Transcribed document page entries

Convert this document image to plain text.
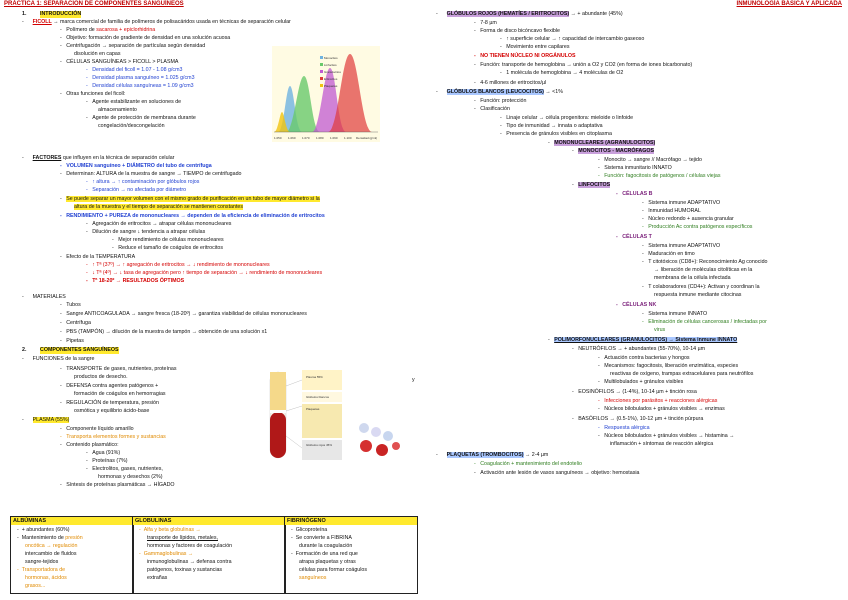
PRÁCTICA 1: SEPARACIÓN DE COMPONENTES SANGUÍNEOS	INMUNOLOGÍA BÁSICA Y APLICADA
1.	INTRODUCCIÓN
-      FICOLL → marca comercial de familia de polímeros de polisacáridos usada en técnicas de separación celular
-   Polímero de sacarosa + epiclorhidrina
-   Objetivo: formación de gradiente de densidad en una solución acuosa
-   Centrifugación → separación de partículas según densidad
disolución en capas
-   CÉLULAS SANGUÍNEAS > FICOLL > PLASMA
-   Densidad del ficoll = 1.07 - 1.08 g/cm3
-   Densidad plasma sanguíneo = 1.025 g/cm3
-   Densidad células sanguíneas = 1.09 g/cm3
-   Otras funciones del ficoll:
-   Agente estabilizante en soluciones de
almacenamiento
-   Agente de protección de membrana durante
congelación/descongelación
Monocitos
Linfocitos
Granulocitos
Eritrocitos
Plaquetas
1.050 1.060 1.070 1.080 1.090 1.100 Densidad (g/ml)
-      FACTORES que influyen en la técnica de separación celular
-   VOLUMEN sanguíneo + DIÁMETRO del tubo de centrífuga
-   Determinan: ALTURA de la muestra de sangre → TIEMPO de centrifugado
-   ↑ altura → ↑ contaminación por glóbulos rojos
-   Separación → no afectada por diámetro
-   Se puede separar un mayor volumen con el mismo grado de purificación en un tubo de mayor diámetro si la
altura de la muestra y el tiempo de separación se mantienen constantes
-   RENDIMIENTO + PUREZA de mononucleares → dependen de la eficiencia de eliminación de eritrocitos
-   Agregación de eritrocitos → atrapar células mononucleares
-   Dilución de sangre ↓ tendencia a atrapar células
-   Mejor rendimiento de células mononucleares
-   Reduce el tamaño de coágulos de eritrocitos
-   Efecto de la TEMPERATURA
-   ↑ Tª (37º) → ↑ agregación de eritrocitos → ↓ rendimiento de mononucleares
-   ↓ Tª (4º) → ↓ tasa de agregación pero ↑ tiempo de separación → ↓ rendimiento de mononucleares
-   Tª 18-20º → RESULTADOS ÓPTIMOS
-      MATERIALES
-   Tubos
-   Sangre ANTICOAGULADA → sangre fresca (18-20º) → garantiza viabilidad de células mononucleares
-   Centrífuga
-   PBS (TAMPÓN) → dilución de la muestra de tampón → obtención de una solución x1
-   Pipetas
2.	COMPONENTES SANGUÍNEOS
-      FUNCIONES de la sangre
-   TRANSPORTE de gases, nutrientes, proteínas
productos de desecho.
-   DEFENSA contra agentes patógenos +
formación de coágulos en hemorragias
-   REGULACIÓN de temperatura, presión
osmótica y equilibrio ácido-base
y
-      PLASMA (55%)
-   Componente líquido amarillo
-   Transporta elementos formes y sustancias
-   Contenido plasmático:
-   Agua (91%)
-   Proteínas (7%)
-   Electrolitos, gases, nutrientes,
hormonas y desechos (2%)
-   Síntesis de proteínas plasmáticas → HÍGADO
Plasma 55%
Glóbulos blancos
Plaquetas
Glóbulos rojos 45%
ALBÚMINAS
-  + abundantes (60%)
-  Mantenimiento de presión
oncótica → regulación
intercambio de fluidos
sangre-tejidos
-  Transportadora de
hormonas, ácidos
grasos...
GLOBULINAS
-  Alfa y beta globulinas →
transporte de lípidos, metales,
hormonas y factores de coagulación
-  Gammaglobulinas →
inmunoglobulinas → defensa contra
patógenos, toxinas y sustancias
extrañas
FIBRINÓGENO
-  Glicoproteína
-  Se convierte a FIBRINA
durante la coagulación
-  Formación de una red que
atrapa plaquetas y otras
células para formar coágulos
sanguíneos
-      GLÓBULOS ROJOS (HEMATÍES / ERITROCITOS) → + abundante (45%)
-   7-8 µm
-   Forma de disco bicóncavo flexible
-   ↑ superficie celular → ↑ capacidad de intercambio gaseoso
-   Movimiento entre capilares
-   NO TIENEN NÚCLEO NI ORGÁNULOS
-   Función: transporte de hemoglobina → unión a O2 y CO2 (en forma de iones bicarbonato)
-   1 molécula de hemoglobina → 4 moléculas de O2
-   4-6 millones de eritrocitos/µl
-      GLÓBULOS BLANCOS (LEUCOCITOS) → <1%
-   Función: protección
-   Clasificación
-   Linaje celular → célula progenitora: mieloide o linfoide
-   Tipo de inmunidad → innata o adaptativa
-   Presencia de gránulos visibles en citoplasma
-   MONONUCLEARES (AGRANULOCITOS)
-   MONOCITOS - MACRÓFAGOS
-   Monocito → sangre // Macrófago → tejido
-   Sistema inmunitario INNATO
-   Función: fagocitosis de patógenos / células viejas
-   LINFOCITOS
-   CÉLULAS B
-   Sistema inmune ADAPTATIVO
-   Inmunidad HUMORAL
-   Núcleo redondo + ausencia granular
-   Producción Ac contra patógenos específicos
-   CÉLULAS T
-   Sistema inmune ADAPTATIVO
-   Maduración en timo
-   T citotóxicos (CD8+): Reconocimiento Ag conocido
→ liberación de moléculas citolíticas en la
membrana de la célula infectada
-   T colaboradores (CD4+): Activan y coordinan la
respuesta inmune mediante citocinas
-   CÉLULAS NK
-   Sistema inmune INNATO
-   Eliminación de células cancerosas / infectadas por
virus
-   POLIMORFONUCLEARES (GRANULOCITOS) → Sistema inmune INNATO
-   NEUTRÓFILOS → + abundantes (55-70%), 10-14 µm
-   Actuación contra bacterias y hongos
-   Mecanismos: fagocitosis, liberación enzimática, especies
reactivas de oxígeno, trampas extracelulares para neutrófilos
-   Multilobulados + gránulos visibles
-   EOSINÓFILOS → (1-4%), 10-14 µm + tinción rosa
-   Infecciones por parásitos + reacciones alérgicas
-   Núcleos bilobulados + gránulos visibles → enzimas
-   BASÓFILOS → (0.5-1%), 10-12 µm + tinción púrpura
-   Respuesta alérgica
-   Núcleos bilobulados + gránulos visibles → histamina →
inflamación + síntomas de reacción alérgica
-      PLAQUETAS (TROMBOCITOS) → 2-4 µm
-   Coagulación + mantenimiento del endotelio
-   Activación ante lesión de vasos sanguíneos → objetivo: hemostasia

...

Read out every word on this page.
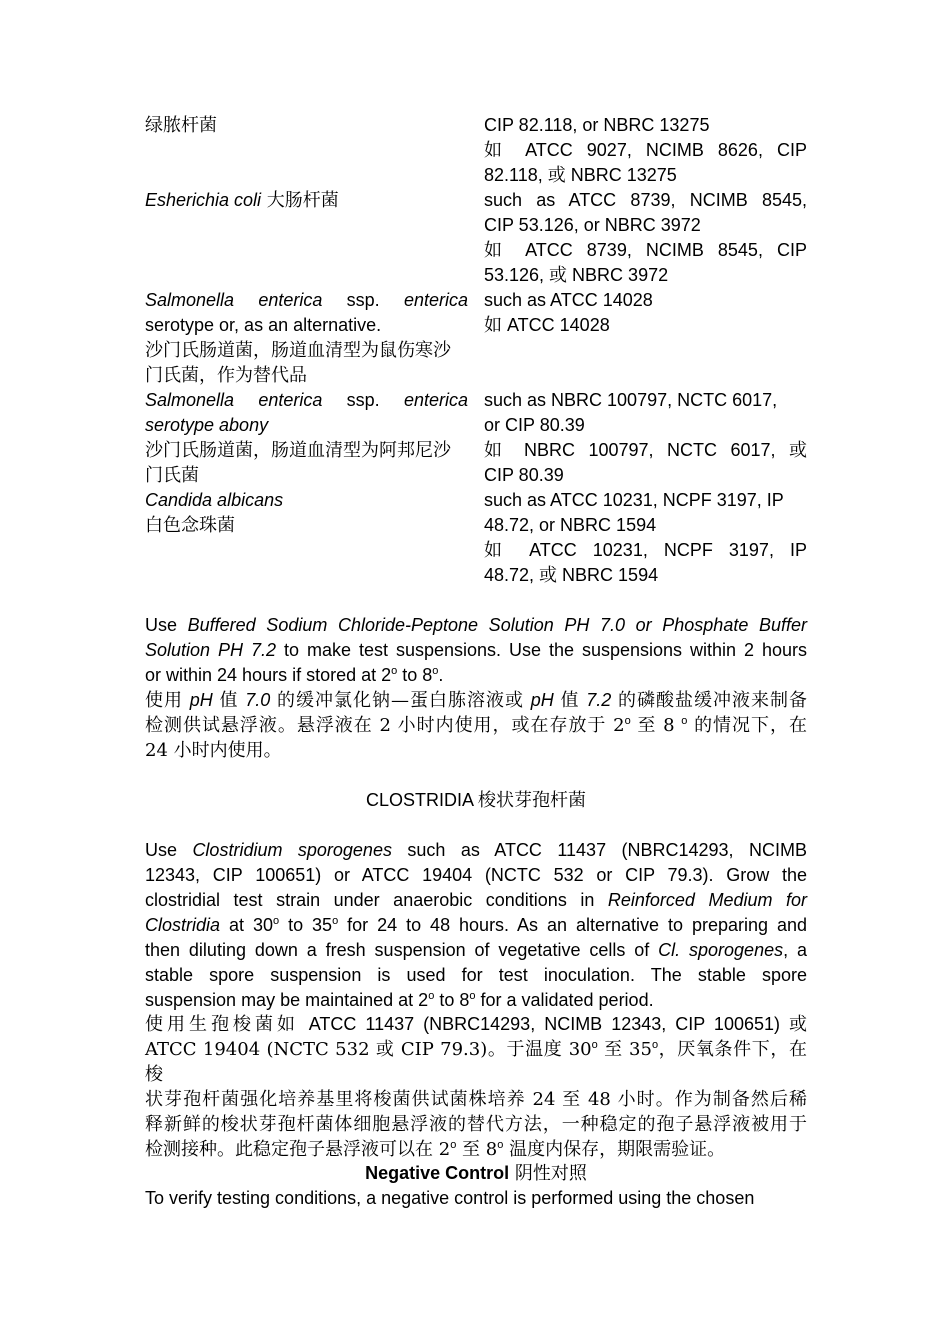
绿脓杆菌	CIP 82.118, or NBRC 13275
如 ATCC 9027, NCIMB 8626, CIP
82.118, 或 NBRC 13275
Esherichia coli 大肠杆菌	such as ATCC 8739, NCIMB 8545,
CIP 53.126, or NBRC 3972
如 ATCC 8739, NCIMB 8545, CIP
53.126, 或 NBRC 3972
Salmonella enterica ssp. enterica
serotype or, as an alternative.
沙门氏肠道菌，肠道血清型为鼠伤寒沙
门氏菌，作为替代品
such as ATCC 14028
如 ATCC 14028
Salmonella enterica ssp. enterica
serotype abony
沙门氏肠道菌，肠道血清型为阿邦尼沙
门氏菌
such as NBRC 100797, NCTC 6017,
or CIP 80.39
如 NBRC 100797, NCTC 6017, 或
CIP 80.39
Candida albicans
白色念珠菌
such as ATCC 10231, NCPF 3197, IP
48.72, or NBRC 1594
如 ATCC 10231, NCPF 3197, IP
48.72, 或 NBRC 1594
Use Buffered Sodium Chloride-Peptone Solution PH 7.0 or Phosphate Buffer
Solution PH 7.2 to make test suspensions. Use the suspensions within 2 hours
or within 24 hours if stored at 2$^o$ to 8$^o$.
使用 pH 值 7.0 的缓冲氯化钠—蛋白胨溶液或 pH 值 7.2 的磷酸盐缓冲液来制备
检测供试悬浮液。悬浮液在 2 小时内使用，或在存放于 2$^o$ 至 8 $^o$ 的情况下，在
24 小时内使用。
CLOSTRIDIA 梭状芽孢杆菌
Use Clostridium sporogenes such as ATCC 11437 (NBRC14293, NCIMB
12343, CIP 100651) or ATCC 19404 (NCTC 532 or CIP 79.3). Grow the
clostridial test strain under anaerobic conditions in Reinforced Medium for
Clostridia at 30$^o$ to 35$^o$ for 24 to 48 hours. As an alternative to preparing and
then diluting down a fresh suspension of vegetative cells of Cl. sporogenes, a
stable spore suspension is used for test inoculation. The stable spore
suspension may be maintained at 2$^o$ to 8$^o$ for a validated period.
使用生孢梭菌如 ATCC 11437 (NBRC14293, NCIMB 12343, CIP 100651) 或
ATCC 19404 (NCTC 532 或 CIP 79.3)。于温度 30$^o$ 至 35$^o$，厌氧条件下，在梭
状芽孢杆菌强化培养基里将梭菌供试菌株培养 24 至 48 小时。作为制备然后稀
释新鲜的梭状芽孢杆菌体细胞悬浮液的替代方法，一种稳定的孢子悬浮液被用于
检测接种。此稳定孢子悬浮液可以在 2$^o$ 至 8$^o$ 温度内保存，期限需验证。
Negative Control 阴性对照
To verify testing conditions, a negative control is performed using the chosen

==

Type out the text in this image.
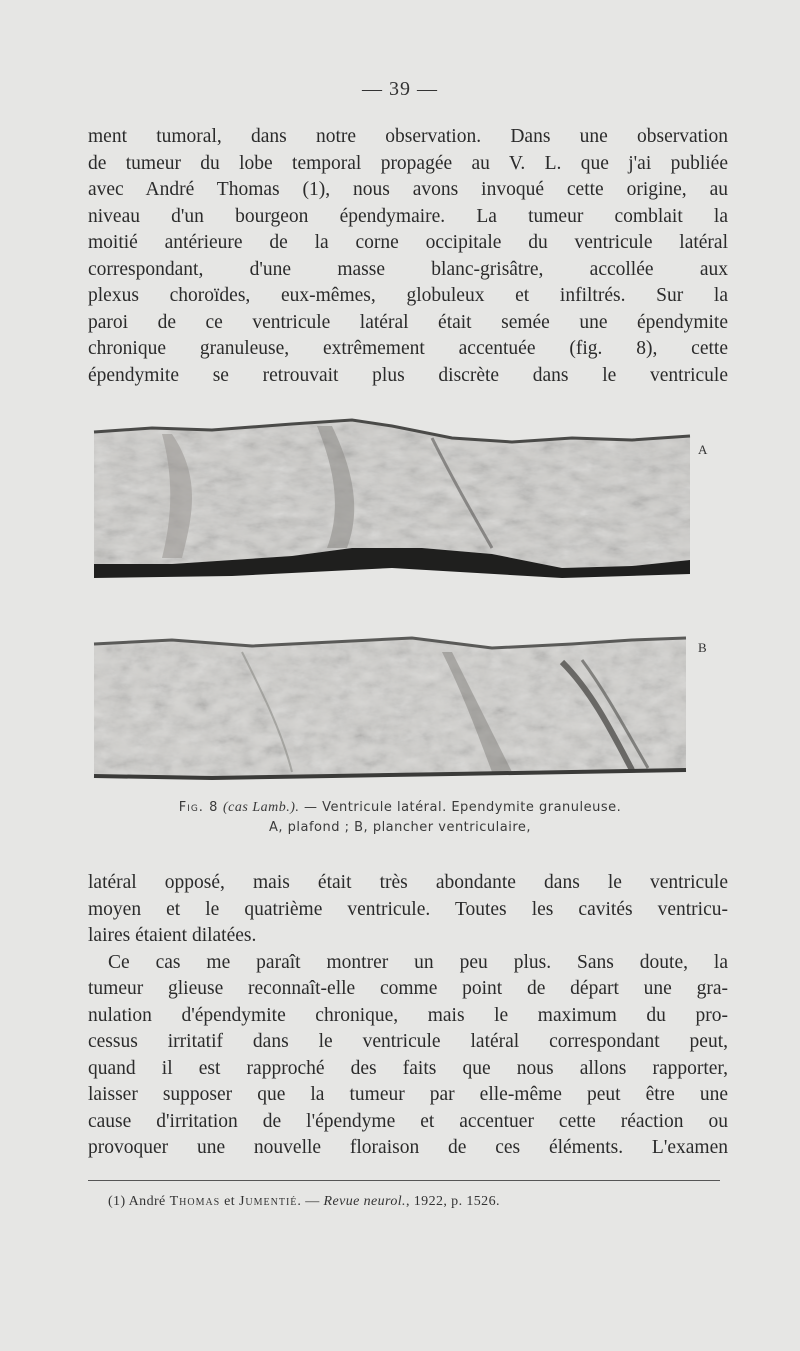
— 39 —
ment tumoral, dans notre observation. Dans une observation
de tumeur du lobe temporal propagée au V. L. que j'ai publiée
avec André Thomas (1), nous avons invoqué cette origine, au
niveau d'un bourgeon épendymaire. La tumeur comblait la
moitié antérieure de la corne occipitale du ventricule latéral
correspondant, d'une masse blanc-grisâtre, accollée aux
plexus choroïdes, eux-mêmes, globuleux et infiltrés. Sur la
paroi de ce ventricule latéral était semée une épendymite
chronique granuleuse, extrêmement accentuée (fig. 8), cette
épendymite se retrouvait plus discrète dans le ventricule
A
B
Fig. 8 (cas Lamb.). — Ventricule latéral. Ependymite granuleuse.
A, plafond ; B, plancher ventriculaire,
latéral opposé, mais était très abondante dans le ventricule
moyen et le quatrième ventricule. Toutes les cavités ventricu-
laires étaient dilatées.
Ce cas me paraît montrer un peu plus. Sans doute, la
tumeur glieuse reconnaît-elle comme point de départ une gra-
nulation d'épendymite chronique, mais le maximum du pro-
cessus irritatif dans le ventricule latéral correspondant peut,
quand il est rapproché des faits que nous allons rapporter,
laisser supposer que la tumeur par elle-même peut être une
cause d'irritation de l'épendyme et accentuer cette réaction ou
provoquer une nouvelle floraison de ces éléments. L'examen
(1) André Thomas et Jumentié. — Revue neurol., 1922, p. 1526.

TASK STATEMENT -
Across the entries above, find the lines with the string "image" and copy them.

OUTPUT -
Convert this document image to plain text.
Type out the text in this image.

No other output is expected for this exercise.